>> start Dataset content
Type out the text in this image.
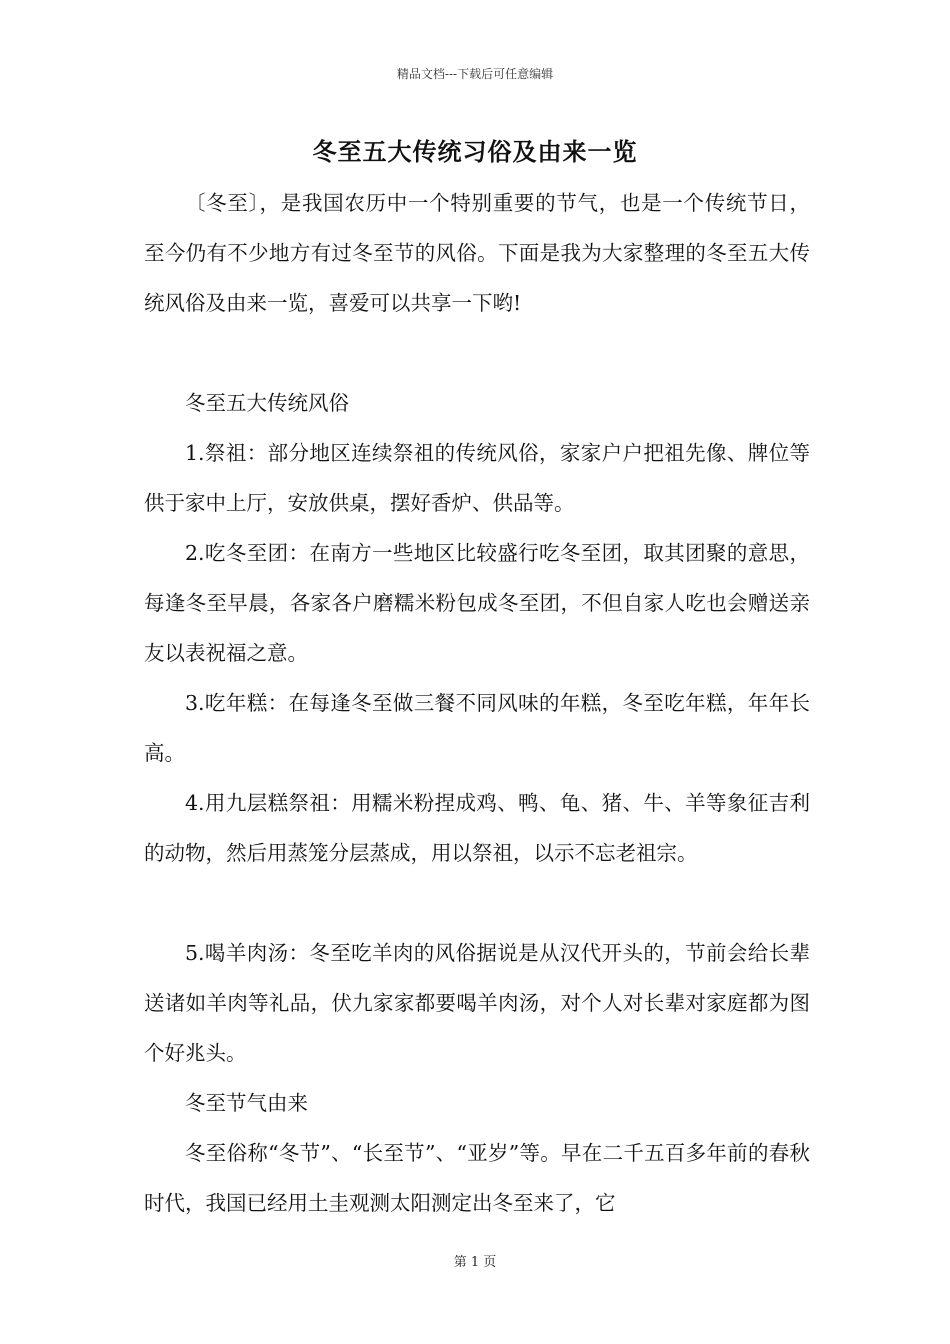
精品文档---下载后可任意编辑
冬至五大传统习俗及由来一览

〔冬至〕，是我国农历中一个特别重要的节气，也是一个传统节日，至今仍有不少地方有过冬至节的风俗。下面是我为大家整理的冬至五大传统风俗及由来一览，喜爱可以共享一下哟!

冬至五大传统风俗

1.祭祖：部分地区连续祭祖的传统风俗，家家户户把祖先像、牌位等供于家中上厅，安放供桌，摆好香炉、供品等。

2.吃冬至团：在南方一些地区比较盛行吃冬至团，取其团聚的意思，每逢冬至早晨，各家各户磨糯米粉包成冬至团，不但自家人吃也会赠送亲友以表祝福之意。

3.吃年糕：在每逢冬至做三餐不同风味的年糕，冬至吃年糕，年年长高。

4.用九层糕祭祖：用糯米粉捏成鸡、鸭、龟、猪、牛、羊等象征吉利的动物，然后用蒸笼分层蒸成，用以祭祖，以示不忘老祖宗。

5.喝羊肉汤：冬至吃羊肉的风俗据说是从汉代开头的，节前会给长辈送诸如羊肉等礼品，伏九家家都要喝羊肉汤，对个人对长辈对家庭都为图个好兆头。

冬至节气由来

冬至俗称“冬节”、“长至节”、“亚岁”等。早在二千五百多年前的春秋时代，我国已经用土圭观测太阳测定出冬至来了，它

第 1 页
>> end Dataset content
> Written problem: Do not include the images; transcribe the rest of the listing exactly.

> Answer:
Type out the text in this image.
精品文档---下载后可任意编辑
冬至五大传统习俗及由来一览

〔冬至〕，是我国农历中一个特别重要的节气，也是一个传统节日，至今仍有不少地方有过冬至节的风俗。下面是我为大家整理的冬至五大传统风俗及由来一览，喜爱可以共享一下哟!

冬至五大传统风俗

1.祭祖：部分地区连续祭祖的传统风俗，家家户户把祖先像、牌位等供于家中上厅，安放供桌，摆好香炉、供品等。

2.吃冬至团：在南方一些地区比较盛行吃冬至团，取其团聚的意思，每逢冬至早晨，各家各户磨糯米粉包成冬至团，不但自家人吃也会赠送亲友以表祝福之意。

3.吃年糕：在每逢冬至做三餐不同风味的年糕，冬至吃年糕，年年长高。

4.用九层糕祭祖：用糯米粉捏成鸡、鸭、龟、猪、牛、羊等象征吉利的动物，然后用蒸笼分层蒸成，用以祭祖，以示不忘老祖宗。

5.喝羊肉汤：冬至吃羊肉的风俗据说是从汉代开头的，节前会给长辈送诸如羊肉等礼品，伏九家家都要喝羊肉汤，对个人对长辈对家庭都为图个好兆头。

冬至节气由来

冬至俗称“冬节”、“长至节”、“亚岁”等。早在二千五百多年前的春秋时代，我国已经用土圭观测太阳测定出冬至来了，它

第 1 页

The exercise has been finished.